## begin Record list

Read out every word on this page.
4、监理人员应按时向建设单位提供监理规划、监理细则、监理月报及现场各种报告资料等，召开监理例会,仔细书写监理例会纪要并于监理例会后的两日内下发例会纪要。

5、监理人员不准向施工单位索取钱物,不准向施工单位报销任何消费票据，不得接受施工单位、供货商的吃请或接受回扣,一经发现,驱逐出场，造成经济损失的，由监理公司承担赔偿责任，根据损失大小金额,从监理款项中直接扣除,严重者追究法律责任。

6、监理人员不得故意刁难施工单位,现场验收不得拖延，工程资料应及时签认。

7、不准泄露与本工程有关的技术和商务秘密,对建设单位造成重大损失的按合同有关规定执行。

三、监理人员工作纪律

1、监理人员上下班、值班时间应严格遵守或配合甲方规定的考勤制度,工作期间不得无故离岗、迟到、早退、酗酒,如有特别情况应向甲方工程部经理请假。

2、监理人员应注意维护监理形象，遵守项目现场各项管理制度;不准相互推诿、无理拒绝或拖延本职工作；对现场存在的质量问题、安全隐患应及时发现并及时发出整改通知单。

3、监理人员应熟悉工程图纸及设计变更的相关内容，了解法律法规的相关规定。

## end Record list

_Requirements:_ Print the whole listing again, exactly.

_The response:_
Read out every word on this page.
4、监理人员应按时向建设单位提供监理规划、监理细则、监理月报及现场各种报告资料等，召开监理例会,仔细书写监理例会纪要并于监理例会后的两日内下发例会纪要。

5、监理人员不准向施工单位索取钱物,不准向施工单位报销任何消费票据，不得接受施工单位、供货商的吃请或接受回扣,一经发现,驱逐出场，造成经济损失的，由监理公司承担赔偿责任，根据损失大小金额,从监理款项中直接扣除,严重者追究法律责任。

6、监理人员不得故意刁难施工单位,现场验收不得拖延，工程资料应及时签认。

7、不准泄露与本工程有关的技术和商务秘密,对建设单位造成重大损失的按合同有关规定执行。

三、监理人员工作纪律

1、监理人员上下班、值班时间应严格遵守或配合甲方规定的考勤制度,工作期间不得无故离岗、迟到、早退、酗酒,如有特别情况应向甲方工程部经理请假。

2、监理人员应注意维护监理形象，遵守项目现场各项管理制度;不准相互推诿、无理拒绝或拖延本职工作；对现场存在的质量问题、安全隐患应及时发现并及时发出整改通知单。

3、监理人员应熟悉工程图纸及设计变更的相关内容，了解法律法规的相关规定。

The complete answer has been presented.